(Data extracted from a collection)
######
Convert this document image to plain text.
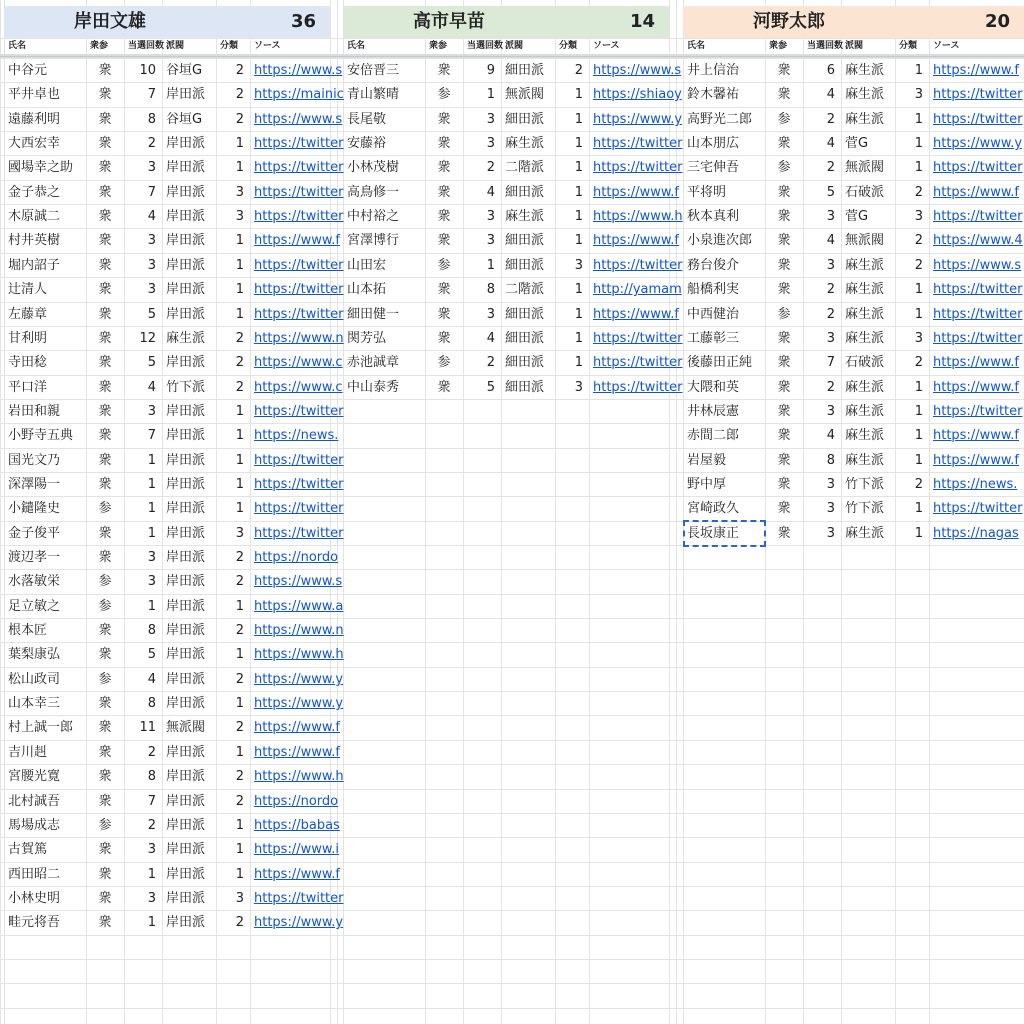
岸田文雄	36
氏名	衆参	当選回数 派閥	分類	ソース
中谷元	衆	10 谷垣G	2 https://www.s
平井卓也	衆	7 岸田派	2 https://mainic
遠藤利明	衆	8 谷垣G	2 https://www.s
大西宏幸	衆	2 岸田派	1 https://twitter
國場幸之助	衆	3 岸田派	1 https://twitter
金子恭之	衆	7 岸田派	3 https://twitter
木原誠二	衆	4 岸田派	3 https://twitter
村井英樹	衆	3 岸田派	1 https://www.f
堀内詔子	衆	3 岸田派	1 https://twitter
辻清人	衆	3 岸田派	1 https://twitter
左藤章	衆	5 岸田派	1 https://twitter
甘利明	衆	12 麻生派	2 https://www.n
寺田稔	衆	5 岸田派	2 https://www.c
平口洋	衆	4 竹下派	2 https://www.c
岩田和親	衆	3 岸田派	1 https://twitter
小野寺五典	衆	7 岸田派	1 https://news.
国光文乃	衆	1 岸田派	1 https://twitter
深澤陽一	衆	1 岸田派	1 https://twitter
小鑓隆史	参	1 岸田派	1 https://twitter
金子俊平	衆	1 岸田派	3 https://twitter
渡辺孝一	衆	3 岸田派	2 https://nordo
水落敏栄	参	3 岸田派	2 https://www.s
足立敏之	参	1 岸田派	1 https://www.a
根本匠	衆	8 岸田派	2 https://www.n
葉梨康弘	衆	5 岸田派	1 https://www.h
松山政司	参	4 岸田派	2 https://www.y
山本幸三	衆	8 岸田派	1 https://www.y
村上誠一郎	衆	11 無派閥	2 https://www.f
吉川赳	衆	2 岸田派	1 https://www.f
宮腰光寛	衆	8 岸田派	2 https://www.h
北村誠吾	衆	7 岸田派	2 https://nordo
馬場成志	参	2 岸田派	1 https://babas
古賀篤	衆	3 岸田派	1 https://www.i
西田昭二	衆	1 岸田派	1 https://www.f
小林史明	衆	3 岸田派	3 https://twitter
畦元将吾	衆	1 岸田派	2 https://www.y
高市早苗	14
氏名	衆参	当選回数 派閥	分類	ソース
安倍晋三	衆	9 細田派	2 https://www.s
青山繁晴	参	1 無派閥	1 https://shiaoy
長尾敬	衆	3 細田派	1 https://www.y
安藤裕	衆	3 麻生派	1 https://twitter
小林茂樹	衆	2 二階派	1 https://twitter
高鳥修一	衆	4 細田派	1 https://www.f
中村裕之	衆	3 麻生派	1 https://www.h
宮澤博行	衆	3 細田派	1 https://www.f
山田宏	参	1 細田派	3 https://twitter
山本拓	衆	8 二階派	1 http://yamam
細田健一	衆	3 細田派	1 https://www.f
関芳弘	衆	4 細田派	1 https://twitter
赤池誠章	参	2 細田派	1 https://twitter
中山泰秀	衆	5 細田派	3 https://twitter
河野太郎	20
氏名	衆参	当選回数 派閥	分類	ソース
井上信治	衆	6 麻生派	1 https://www.f
鈴木馨祐	衆	4 麻生派	3 https://twitter
高野光二郎	参	2 麻生派	1 https://twitter
山本朋広	衆	4 菅G	1 https://www.y
三宅伸吾	参	2 無派閥	1 https://twitter
平将明	衆	5 石破派	2 https://www.f
秋本真利	衆	3 菅G	3 https://twitter
小泉進次郎	衆	4 無派閥	2 https://www.4
務台俊介	衆	3 麻生派	2 https://www.s
船橋利実	衆	2 麻生派	1 https://twitter
中西健治	参	2 麻生派	1 https://twitter
工藤彰三	衆	3 麻生派	3 https://twitter
後藤田正純	衆	7 石破派	2 https://www.f
大隈和英	衆	2 麻生派	1 https://www.f
井林辰憲	衆	3 麻生派	1 https://twitter
赤間二郎	衆	4 麻生派	1 https://www.f
岩屋毅	衆	8 麻生派	1 https://www.f
野中厚	衆	3 竹下派	2 https://news.
宮崎政久	衆	3 竹下派	1 https://twitter
長坂康正	衆	3 麻生派	1 https://nagas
######
__Task__
Scan the listing above for the word "nordo" and copy every line that holds it.

__Answer for this exercise__
渡辺孝一	衆	3 岸田派	2 https://nordo
北村誠吾	衆	7 岸田派	2 https://nordo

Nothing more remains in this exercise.